Search the entries for the word "make". Copy every line that holds it.

Records of document pages:
----

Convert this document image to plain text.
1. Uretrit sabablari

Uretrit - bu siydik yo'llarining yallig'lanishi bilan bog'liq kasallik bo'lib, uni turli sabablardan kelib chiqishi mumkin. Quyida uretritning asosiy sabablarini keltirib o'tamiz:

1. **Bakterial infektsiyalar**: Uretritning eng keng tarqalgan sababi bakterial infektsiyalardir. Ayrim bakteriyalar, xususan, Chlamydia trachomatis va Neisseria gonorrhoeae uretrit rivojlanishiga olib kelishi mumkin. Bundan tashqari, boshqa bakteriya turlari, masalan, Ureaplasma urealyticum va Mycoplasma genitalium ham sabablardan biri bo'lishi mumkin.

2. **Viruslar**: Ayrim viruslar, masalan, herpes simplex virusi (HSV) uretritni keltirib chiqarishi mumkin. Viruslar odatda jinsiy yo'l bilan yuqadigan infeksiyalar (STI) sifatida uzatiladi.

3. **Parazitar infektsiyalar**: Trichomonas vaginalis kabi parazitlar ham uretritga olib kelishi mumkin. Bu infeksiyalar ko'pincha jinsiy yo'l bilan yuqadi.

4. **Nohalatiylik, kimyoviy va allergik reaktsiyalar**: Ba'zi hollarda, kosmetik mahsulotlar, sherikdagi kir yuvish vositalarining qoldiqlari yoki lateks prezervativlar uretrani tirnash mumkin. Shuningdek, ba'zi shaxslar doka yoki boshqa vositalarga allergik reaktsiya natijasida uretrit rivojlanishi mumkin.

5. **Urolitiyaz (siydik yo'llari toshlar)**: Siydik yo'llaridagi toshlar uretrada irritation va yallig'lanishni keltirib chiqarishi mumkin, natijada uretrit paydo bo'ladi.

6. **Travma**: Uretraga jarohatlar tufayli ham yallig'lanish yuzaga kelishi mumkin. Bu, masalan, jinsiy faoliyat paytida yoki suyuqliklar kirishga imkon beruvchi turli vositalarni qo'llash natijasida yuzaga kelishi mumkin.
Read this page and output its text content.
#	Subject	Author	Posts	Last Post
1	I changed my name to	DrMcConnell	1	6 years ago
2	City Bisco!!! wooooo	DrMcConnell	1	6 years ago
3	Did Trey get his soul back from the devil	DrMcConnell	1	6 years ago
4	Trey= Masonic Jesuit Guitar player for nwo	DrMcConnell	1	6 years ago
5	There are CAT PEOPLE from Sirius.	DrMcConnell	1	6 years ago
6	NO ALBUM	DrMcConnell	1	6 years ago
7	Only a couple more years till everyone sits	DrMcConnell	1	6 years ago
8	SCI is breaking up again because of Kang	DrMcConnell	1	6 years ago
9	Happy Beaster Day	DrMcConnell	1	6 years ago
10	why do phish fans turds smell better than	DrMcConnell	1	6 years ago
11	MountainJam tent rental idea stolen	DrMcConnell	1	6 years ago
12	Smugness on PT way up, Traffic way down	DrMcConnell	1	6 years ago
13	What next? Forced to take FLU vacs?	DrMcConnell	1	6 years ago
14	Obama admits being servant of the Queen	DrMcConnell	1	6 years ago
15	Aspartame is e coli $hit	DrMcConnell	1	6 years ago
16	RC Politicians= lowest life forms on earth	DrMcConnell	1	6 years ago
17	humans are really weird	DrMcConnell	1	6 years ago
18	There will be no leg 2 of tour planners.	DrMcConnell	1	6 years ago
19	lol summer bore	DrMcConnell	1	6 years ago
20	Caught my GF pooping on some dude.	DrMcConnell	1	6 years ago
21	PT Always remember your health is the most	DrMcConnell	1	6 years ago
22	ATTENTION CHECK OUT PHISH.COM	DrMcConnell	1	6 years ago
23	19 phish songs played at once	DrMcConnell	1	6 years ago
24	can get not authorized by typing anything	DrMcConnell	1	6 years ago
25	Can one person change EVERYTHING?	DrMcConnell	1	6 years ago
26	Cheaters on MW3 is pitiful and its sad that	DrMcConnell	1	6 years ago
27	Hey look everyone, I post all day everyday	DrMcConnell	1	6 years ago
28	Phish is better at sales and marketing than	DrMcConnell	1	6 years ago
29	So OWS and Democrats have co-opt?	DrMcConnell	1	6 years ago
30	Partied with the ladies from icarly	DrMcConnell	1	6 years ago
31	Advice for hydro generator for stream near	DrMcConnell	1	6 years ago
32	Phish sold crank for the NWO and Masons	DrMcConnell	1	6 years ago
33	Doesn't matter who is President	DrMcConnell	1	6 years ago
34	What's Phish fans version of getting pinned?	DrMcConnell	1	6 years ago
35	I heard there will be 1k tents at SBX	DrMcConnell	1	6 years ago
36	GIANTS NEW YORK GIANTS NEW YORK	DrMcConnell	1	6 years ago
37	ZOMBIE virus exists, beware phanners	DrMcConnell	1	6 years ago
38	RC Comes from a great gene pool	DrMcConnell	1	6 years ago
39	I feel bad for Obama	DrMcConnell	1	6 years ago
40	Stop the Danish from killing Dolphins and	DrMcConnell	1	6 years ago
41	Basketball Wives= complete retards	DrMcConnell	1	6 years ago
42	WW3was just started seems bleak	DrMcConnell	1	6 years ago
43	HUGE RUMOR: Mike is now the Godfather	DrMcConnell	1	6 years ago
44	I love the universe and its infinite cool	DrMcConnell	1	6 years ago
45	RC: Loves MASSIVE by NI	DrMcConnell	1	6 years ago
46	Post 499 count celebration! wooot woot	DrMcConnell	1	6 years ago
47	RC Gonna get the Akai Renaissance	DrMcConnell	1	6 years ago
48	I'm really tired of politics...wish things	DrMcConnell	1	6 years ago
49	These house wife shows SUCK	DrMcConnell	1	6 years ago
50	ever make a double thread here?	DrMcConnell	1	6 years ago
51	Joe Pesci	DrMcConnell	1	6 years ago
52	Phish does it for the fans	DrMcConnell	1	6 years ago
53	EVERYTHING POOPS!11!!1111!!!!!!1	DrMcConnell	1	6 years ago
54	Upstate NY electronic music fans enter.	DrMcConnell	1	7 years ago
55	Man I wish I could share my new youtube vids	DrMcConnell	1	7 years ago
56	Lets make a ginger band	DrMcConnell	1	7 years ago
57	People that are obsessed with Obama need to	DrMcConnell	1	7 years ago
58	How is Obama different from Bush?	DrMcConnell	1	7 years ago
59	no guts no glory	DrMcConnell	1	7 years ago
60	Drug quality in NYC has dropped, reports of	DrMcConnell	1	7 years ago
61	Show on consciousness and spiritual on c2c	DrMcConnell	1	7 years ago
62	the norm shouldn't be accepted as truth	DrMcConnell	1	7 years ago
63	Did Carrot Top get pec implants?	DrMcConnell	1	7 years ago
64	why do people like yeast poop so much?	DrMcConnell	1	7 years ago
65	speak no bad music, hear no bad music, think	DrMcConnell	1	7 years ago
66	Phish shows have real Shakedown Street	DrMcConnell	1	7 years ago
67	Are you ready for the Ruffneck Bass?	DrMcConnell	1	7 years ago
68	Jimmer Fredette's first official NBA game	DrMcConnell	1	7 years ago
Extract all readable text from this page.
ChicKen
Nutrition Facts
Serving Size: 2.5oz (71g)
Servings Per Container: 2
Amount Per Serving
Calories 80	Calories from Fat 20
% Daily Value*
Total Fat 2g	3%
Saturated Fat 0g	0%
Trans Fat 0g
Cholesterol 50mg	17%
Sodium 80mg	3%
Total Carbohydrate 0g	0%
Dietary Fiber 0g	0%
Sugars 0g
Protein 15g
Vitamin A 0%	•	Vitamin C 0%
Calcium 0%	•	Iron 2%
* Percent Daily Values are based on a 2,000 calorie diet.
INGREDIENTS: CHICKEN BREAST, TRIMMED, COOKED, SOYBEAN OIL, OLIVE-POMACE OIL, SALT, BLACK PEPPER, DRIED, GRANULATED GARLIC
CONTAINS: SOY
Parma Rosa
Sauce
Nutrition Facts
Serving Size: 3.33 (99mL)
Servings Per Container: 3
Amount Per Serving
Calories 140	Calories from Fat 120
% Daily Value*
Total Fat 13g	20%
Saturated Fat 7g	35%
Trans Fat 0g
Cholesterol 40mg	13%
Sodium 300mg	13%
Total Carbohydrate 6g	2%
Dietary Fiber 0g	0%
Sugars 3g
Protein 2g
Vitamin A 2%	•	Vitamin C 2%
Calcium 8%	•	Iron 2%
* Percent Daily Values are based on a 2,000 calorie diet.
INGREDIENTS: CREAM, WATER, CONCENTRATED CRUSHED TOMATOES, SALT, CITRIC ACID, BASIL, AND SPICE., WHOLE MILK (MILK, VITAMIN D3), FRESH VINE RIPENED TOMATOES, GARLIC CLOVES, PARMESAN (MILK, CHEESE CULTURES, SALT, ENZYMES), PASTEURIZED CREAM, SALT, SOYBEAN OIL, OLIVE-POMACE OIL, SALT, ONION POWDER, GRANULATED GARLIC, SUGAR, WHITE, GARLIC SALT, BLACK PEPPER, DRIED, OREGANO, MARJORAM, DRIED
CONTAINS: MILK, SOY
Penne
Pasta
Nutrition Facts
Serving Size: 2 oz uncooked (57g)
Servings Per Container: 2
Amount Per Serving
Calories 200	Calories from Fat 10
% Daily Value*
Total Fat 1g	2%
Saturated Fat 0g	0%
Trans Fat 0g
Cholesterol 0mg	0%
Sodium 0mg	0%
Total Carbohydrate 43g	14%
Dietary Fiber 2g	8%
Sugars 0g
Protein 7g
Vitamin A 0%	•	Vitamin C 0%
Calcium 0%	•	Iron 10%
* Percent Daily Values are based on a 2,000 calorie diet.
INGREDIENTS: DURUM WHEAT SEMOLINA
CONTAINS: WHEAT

----

**TASK ANSWER:**
50	ever make a double thread here?	DrMcConnell	1	6 years ago
56	Lets make a ginger band	DrMcConnell	1	7 years ago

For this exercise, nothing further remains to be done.